BEGIN Extracted data
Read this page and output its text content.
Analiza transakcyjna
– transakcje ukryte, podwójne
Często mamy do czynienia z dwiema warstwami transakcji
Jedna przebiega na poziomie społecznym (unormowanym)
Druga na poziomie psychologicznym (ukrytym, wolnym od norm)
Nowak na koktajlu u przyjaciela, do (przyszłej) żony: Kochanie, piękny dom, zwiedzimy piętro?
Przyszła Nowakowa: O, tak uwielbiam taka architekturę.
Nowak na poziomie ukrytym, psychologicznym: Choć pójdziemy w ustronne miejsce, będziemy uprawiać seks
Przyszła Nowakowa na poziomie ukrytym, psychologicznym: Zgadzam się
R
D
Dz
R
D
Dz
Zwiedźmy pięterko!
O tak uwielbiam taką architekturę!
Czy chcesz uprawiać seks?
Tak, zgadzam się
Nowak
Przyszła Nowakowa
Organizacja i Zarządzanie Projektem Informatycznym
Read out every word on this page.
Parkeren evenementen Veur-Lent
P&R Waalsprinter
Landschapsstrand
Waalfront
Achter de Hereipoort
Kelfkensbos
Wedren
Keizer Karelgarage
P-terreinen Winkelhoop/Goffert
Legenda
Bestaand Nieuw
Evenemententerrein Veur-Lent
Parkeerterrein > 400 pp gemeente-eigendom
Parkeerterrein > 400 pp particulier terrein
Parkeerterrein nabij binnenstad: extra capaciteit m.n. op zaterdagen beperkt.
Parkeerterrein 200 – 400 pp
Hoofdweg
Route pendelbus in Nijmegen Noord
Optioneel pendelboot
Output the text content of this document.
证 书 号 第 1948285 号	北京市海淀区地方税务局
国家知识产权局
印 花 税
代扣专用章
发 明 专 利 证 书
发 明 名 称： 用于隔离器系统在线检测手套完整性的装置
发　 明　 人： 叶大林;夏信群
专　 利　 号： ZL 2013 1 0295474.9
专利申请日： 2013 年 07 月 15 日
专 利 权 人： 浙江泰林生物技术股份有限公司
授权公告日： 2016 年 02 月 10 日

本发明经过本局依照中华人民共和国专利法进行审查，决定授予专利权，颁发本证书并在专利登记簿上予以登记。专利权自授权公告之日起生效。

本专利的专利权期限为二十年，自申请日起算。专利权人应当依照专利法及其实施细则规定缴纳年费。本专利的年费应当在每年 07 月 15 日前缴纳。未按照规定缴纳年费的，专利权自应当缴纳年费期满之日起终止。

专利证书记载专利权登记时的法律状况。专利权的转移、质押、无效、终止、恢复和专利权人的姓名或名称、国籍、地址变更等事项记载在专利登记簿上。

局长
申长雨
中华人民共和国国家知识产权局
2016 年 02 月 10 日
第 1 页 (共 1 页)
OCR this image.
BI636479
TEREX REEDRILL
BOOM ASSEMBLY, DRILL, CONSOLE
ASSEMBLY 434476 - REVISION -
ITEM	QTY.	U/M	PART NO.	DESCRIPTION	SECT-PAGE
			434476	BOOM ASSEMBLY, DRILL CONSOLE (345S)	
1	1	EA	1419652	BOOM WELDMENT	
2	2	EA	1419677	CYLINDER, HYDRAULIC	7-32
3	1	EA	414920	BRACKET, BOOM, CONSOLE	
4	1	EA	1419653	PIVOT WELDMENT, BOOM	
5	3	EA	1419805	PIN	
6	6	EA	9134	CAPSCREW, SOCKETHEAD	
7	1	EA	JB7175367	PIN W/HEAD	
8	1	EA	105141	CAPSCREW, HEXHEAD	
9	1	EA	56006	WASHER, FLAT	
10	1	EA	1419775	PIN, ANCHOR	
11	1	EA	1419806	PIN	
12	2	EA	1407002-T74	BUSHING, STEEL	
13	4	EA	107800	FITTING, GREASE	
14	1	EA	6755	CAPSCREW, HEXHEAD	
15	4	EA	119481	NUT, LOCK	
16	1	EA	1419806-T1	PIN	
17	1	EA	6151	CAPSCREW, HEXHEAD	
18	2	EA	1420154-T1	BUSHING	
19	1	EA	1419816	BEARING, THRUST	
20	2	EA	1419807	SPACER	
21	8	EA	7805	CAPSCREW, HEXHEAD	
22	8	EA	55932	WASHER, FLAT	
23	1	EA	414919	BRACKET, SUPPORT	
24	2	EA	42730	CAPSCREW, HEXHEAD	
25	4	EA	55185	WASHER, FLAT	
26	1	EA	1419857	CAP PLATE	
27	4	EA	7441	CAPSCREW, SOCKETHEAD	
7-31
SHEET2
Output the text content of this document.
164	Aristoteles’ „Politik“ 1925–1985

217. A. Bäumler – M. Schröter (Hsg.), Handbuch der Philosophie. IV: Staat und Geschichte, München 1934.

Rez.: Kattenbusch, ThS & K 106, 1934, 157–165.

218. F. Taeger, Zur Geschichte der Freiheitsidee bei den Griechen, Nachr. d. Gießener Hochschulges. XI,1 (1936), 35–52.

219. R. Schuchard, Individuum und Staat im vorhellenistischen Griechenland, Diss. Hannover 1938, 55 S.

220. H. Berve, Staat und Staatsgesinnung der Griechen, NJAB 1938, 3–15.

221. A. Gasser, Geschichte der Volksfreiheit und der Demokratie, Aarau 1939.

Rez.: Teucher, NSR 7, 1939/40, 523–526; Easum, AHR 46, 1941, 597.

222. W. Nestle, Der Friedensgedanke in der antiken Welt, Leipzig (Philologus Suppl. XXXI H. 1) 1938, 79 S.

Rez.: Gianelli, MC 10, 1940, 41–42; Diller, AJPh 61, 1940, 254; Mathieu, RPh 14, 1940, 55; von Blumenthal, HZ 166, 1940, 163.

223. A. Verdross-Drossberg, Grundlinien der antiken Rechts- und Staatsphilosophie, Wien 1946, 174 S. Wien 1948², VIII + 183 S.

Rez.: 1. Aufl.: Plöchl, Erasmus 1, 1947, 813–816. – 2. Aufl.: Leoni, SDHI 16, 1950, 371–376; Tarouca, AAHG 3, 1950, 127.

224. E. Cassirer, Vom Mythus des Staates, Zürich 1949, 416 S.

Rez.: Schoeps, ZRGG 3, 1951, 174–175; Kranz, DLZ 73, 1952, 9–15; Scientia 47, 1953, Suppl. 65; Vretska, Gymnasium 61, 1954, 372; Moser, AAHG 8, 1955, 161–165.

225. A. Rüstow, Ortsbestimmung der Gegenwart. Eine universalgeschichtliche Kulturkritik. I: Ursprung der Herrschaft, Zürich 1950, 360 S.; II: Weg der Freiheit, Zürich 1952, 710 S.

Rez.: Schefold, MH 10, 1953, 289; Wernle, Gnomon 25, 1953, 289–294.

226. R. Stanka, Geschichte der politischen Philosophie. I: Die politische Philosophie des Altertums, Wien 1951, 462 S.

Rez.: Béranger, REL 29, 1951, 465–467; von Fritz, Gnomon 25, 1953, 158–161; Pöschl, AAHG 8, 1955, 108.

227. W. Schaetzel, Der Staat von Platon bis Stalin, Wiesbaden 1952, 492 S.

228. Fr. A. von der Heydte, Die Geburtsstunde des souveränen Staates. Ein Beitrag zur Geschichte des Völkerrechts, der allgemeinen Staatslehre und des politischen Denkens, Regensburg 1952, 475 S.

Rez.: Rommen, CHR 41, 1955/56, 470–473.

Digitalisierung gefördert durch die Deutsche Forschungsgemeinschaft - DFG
END Extracted data
▶ **Short task**: Transcribe the records above exactly as they appear.

▶ **The answer**:
Read this page and output its text content.
Analiza transakcyjna
– transakcje ukryte, podwójne
Często mamy do czynienia z dwiema warstwami transakcji
Jedna przebiega na poziomie społecznym (unormowanym)
Druga na poziomie psychologicznym (ukrytym, wolnym od norm)
Nowak na koktajlu u przyjaciela, do (przyszłej) żony: Kochanie, piękny dom, zwiedzimy piętro?
Przyszła Nowakowa: O, tak uwielbiam taka architekturę.
Nowak na poziomie ukrytym, psychologicznym: Choć pójdziemy w ustronne miejsce, będziemy uprawiać seks
Przyszła Nowakowa na poziomie ukrytym, psychologicznym: Zgadzam się
R
D
Dz
R
D
Dz
Zwiedźmy pięterko!
O tak uwielbiam taką architekturę!
Czy chcesz uprawiać seks?
Tak, zgadzam się
Nowak
Przyszła Nowakowa
Organizacja i Zarządzanie Projektem Informatycznym
Read out every word on this page.
Parkeren evenementen Veur-Lent
P&R Waalsprinter
Landschapsstrand
Waalfront
Achter de Hereipoort
Kelfkensbos
Wedren
Keizer Karelgarage
P-terreinen Winkelhoop/Goffert
Legenda
Bestaand Nieuw
Evenemententerrein Veur-Lent
Parkeerterrein > 400 pp gemeente-eigendom
Parkeerterrein > 400 pp particulier terrein
Parkeerterrein nabij binnenstad: extra capaciteit m.n. op zaterdagen beperkt.
Parkeerterrein 200 – 400 pp
Hoofdweg
Route pendelbus in Nijmegen Noord
Optioneel pendelboot
Output the text content of this document.
证 书 号 第 1948285 号	北京市海淀区地方税务局
国家知识产权局
印 花 税
代扣专用章
发 明 专 利 证 书
发 明 名 称： 用于隔离器系统在线检测手套完整性的装置
发　 明　 人： 叶大林;夏信群
专　 利　 号： ZL 2013 1 0295474.9
专利申请日： 2013 年 07 月 15 日
专 利 权 人： 浙江泰林生物技术股份有限公司
授权公告日： 2016 年 02 月 10 日

本发明经过本局依照中华人民共和国专利法进行审查，决定授予专利权，颁发本证书并在专利登记簿上予以登记。专利权自授权公告之日起生效。

本专利的专利权期限为二十年，自申请日起算。专利权人应当依照专利法及其实施细则规定缴纳年费。本专利的年费应当在每年 07 月 15 日前缴纳。未按照规定缴纳年费的，专利权自应当缴纳年费期满之日起终止。

专利证书记载专利权登记时的法律状况。专利权的转移、质押、无效、终止、恢复和专利权人的姓名或名称、国籍、地址变更等事项记载在专利登记簿上。

局长
申长雨
中华人民共和国国家知识产权局
2016 年 02 月 10 日
第 1 页 (共 1 页)
OCR this image.
BI636479
TEREX REEDRILL
BOOM ASSEMBLY, DRILL, CONSOLE
ASSEMBLY 434476 - REVISION -
ITEM	QTY.	U/M	PART NO.	DESCRIPTION	SECT-PAGE
			434476	BOOM ASSEMBLY, DRILL CONSOLE (345S)	
1	1	EA	1419652	BOOM WELDMENT	
2	2	EA	1419677	CYLINDER, HYDRAULIC	7-32
3	1	EA	414920	BRACKET, BOOM, CONSOLE	
4	1	EA	1419653	PIVOT WELDMENT, BOOM	
5	3	EA	1419805	PIN	
6	6	EA	9134	CAPSCREW, SOCKETHEAD	
7	1	EA	JB7175367	PIN W/HEAD	
8	1	EA	105141	CAPSCREW, HEXHEAD	
9	1	EA	56006	WASHER, FLAT	
10	1	EA	1419775	PIN, ANCHOR	
11	1	EA	1419806	PIN	
12	2	EA	1407002-T74	BUSHING, STEEL	
13	4	EA	107800	FITTING, GREASE	
14	1	EA	6755	CAPSCREW, HEXHEAD	
15	4	EA	119481	NUT, LOCK	
16	1	EA	1419806-T1	PIN	
17	1	EA	6151	CAPSCREW, HEXHEAD	
18	2	EA	1420154-T1	BUSHING	
19	1	EA	1419816	BEARING, THRUST	
20	2	EA	1419807	SPACER	
21	8	EA	7805	CAPSCREW, HEXHEAD	
22	8	EA	55932	WASHER, FLAT	
23	1	EA	414919	BRACKET, SUPPORT	
24	2	EA	42730	CAPSCREW, HEXHEAD	
25	4	EA	55185	WASHER, FLAT	
26	1	EA	1419857	CAP PLATE	
27	4	EA	7441	CAPSCREW, SOCKETHEAD	
7-31
SHEET2
Output the text content of this document.
164	Aristoteles’ „Politik“ 1925–1985

217. A. Bäumler – M. Schröter (Hsg.), Handbuch der Philosophie. IV: Staat und Geschichte, München 1934.

Rez.: Kattenbusch, ThS & K 106, 1934, 157–165.

218. F. Taeger, Zur Geschichte der Freiheitsidee bei den Griechen, Nachr. d. Gießener Hochschulges. XI,1 (1936), 35–52.

219. R. Schuchard, Individuum und Staat im vorhellenistischen Griechenland, Diss. Hannover 1938, 55 S.

220. H. Berve, Staat und Staatsgesinnung der Griechen, NJAB 1938, 3–15.

221. A. Gasser, Geschichte der Volksfreiheit und der Demokratie, Aarau 1939.

Rez.: Teucher, NSR 7, 1939/40, 523–526; Easum, AHR 46, 1941, 597.

222. W. Nestle, Der Friedensgedanke in der antiken Welt, Leipzig (Philologus Suppl. XXXI H. 1) 1938, 79 S.

Rez.: Gianelli, MC 10, 1940, 41–42; Diller, AJPh 61, 1940, 254; Mathieu, RPh 14, 1940, 55; von Blumenthal, HZ 166, 1940, 163.

223. A. Verdross-Drossberg, Grundlinien der antiken Rechts- und Staatsphilosophie, Wien 1946, 174 S. Wien 1948², VIII + 183 S.

Rez.: 1. Aufl.: Plöchl, Erasmus 1, 1947, 813–816. – 2. Aufl.: Leoni, SDHI 16, 1950, 371–376; Tarouca, AAHG 3, 1950, 127.

224. E. Cassirer, Vom Mythus des Staates, Zürich 1949, 416 S.

Rez.: Schoeps, ZRGG 3, 1951, 174–175; Kranz, DLZ 73, 1952, 9–15; Scientia 47, 1953, Suppl. 65; Vretska, Gymnasium 61, 1954, 372; Moser, AAHG 8, 1955, 161–165.

225. A. Rüstow, Ortsbestimmung der Gegenwart. Eine universalgeschichtliche Kulturkritik. I: Ursprung der Herrschaft, Zürich 1950, 360 S.; II: Weg der Freiheit, Zürich 1952, 710 S.

Rez.: Schefold, MH 10, 1953, 289; Wernle, Gnomon 25, 1953, 289–294.

226. R. Stanka, Geschichte der politischen Philosophie. I: Die politische Philosophie des Altertums, Wien 1951, 462 S.

Rez.: Béranger, REL 29, 1951, 465–467; von Fritz, Gnomon 25, 1953, 158–161; Pöschl, AAHG 8, 1955, 108.

227. W. Schaetzel, Der Staat von Platon bis Stalin, Wiesbaden 1952, 492 S.

228. Fr. A. von der Heydte, Die Geburtsstunde des souveränen Staates. Ein Beitrag zur Geschichte des Völkerrechts, der allgemeinen Staatslehre und des politischen Denkens, Regensburg 1952, 475 S.

Rez.: Rommen, CHR 41, 1955/56, 470–473.

Digitalisierung gefördert durch die Deutsche Forschungsgemeinschaft - DFG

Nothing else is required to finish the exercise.